| PROBLEM TO WORK ON |
Your task is to output all the records below, word for word.

| ENTRIES SHOWN |
[Begin]
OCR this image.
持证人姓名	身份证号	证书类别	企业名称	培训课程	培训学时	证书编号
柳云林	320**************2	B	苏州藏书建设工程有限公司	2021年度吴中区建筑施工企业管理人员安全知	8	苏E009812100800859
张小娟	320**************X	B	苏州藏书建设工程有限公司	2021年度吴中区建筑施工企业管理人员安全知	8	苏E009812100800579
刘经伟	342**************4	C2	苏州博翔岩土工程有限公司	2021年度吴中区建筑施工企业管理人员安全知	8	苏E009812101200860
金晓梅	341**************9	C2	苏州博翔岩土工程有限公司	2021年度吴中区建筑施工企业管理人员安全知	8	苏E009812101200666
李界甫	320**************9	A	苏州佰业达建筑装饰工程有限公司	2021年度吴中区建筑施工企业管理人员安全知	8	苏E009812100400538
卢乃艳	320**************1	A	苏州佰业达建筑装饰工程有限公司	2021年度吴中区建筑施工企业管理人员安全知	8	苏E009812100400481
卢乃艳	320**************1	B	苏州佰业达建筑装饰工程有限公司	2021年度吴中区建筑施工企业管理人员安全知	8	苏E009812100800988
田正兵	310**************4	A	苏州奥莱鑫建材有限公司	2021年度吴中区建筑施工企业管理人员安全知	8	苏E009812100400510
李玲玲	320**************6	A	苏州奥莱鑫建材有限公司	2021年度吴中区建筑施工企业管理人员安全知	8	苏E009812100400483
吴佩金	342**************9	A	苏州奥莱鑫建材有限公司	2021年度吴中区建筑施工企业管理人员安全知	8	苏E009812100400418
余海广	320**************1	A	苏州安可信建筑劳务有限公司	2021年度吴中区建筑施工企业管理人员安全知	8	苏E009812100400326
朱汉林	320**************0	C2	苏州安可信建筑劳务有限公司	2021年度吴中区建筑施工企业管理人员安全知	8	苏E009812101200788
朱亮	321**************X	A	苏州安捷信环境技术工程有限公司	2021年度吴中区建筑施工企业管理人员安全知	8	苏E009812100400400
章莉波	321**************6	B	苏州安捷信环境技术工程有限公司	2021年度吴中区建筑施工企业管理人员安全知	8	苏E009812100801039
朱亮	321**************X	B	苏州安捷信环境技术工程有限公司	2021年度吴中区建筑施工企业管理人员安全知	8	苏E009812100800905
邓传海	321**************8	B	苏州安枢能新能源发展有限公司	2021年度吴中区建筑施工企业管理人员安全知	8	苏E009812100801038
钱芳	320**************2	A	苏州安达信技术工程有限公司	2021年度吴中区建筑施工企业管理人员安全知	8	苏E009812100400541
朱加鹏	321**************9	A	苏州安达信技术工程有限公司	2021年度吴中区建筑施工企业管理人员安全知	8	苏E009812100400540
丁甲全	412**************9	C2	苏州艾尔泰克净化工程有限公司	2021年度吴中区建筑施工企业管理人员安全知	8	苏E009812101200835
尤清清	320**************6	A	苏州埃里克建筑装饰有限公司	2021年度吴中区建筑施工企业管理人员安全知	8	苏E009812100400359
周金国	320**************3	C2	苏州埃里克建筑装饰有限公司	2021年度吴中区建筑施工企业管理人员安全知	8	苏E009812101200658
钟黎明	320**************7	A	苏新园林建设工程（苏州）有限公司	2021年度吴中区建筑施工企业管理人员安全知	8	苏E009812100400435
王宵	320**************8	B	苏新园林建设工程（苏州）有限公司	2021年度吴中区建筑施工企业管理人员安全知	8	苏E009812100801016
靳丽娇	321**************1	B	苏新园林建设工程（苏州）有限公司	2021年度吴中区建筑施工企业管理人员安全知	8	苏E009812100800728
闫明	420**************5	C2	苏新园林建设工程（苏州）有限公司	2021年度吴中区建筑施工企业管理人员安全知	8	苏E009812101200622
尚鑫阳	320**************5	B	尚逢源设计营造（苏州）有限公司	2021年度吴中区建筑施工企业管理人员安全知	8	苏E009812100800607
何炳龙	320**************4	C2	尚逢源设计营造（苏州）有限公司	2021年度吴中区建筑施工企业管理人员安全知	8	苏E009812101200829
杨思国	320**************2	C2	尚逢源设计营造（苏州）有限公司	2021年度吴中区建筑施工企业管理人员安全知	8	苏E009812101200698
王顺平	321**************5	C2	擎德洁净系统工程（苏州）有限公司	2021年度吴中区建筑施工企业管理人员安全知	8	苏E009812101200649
[End]
| WRITTEN SOLUTION |
OCR this image.
持证人姓名	身份证号	证书类别	企业名称	培训课程	培训学时	证书编号
柳云林	320**************2	B	苏州藏书建设工程有限公司	2021年度吴中区建筑施工企业管理人员安全知	8	苏E009812100800859
张小娟	320**************X	B	苏州藏书建设工程有限公司	2021年度吴中区建筑施工企业管理人员安全知	8	苏E009812100800579
刘经伟	342**************4	C2	苏州博翔岩土工程有限公司	2021年度吴中区建筑施工企业管理人员安全知	8	苏E009812101200860
金晓梅	341**************9	C2	苏州博翔岩土工程有限公司	2021年度吴中区建筑施工企业管理人员安全知	8	苏E009812101200666
李界甫	320**************9	A	苏州佰业达建筑装饰工程有限公司	2021年度吴中区建筑施工企业管理人员安全知	8	苏E009812100400538
卢乃艳	320**************1	A	苏州佰业达建筑装饰工程有限公司	2021年度吴中区建筑施工企业管理人员安全知	8	苏E009812100400481
卢乃艳	320**************1	B	苏州佰业达建筑装饰工程有限公司	2021年度吴中区建筑施工企业管理人员安全知	8	苏E009812100800988
田正兵	310**************4	A	苏州奥莱鑫建材有限公司	2021年度吴中区建筑施工企业管理人员安全知	8	苏E009812100400510
李玲玲	320**************6	A	苏州奥莱鑫建材有限公司	2021年度吴中区建筑施工企业管理人员安全知	8	苏E009812100400483
吴佩金	342**************9	A	苏州奥莱鑫建材有限公司	2021年度吴中区建筑施工企业管理人员安全知	8	苏E009812100400418
余海广	320**************1	A	苏州安可信建筑劳务有限公司	2021年度吴中区建筑施工企业管理人员安全知	8	苏E009812100400326
朱汉林	320**************0	C2	苏州安可信建筑劳务有限公司	2021年度吴中区建筑施工企业管理人员安全知	8	苏E009812101200788
朱亮	321**************X	A	苏州安捷信环境技术工程有限公司	2021年度吴中区建筑施工企业管理人员安全知	8	苏E009812100400400
章莉波	321**************6	B	苏州安捷信环境技术工程有限公司	2021年度吴中区建筑施工企业管理人员安全知	8	苏E009812100801039
朱亮	321**************X	B	苏州安捷信环境技术工程有限公司	2021年度吴中区建筑施工企业管理人员安全知	8	苏E009812100800905
邓传海	321**************8	B	苏州安枢能新能源发展有限公司	2021年度吴中区建筑施工企业管理人员安全知	8	苏E009812100801038
钱芳	320**************2	A	苏州安达信技术工程有限公司	2021年度吴中区建筑施工企业管理人员安全知	8	苏E009812100400541
朱加鹏	321**************9	A	苏州安达信技术工程有限公司	2021年度吴中区建筑施工企业管理人员安全知	8	苏E009812100400540
丁甲全	412**************9	C2	苏州艾尔泰克净化工程有限公司	2021年度吴中区建筑施工企业管理人员安全知	8	苏E009812101200835
尤清清	320**************6	A	苏州埃里克建筑装饰有限公司	2021年度吴中区建筑施工企业管理人员安全知	8	苏E009812100400359
周金国	320**************3	C2	苏州埃里克建筑装饰有限公司	2021年度吴中区建筑施工企业管理人员安全知	8	苏E009812101200658
钟黎明	320**************7	A	苏新园林建设工程（苏州）有限公司	2021年度吴中区建筑施工企业管理人员安全知	8	苏E009812100400435
王宵	320**************8	B	苏新园林建设工程（苏州）有限公司	2021年度吴中区建筑施工企业管理人员安全知	8	苏E009812100801016
靳丽娇	321**************1	B	苏新园林建设工程（苏州）有限公司	2021年度吴中区建筑施工企业管理人员安全知	8	苏E009812100800728
闫明	420**************5	C2	苏新园林建设工程（苏州）有限公司	2021年度吴中区建筑施工企业管理人员安全知	8	苏E009812101200622
尚鑫阳	320**************5	B	尚逢源设计营造（苏州）有限公司	2021年度吴中区建筑施工企业管理人员安全知	8	苏E009812100800607
何炳龙	320**************4	C2	尚逢源设计营造（苏州）有限公司	2021年度吴中区建筑施工企业管理人员安全知	8	苏E009812101200829
杨思国	320**************2	C2	尚逢源设计营造（苏州）有限公司	2021年度吴中区建筑施工企业管理人员安全知	8	苏E009812101200698
王顺平	321**************5	C2	擎德洁净系统工程（苏州）有限公司	2021年度吴中区建筑施工企业管理人员安全知	8	苏E009812101200649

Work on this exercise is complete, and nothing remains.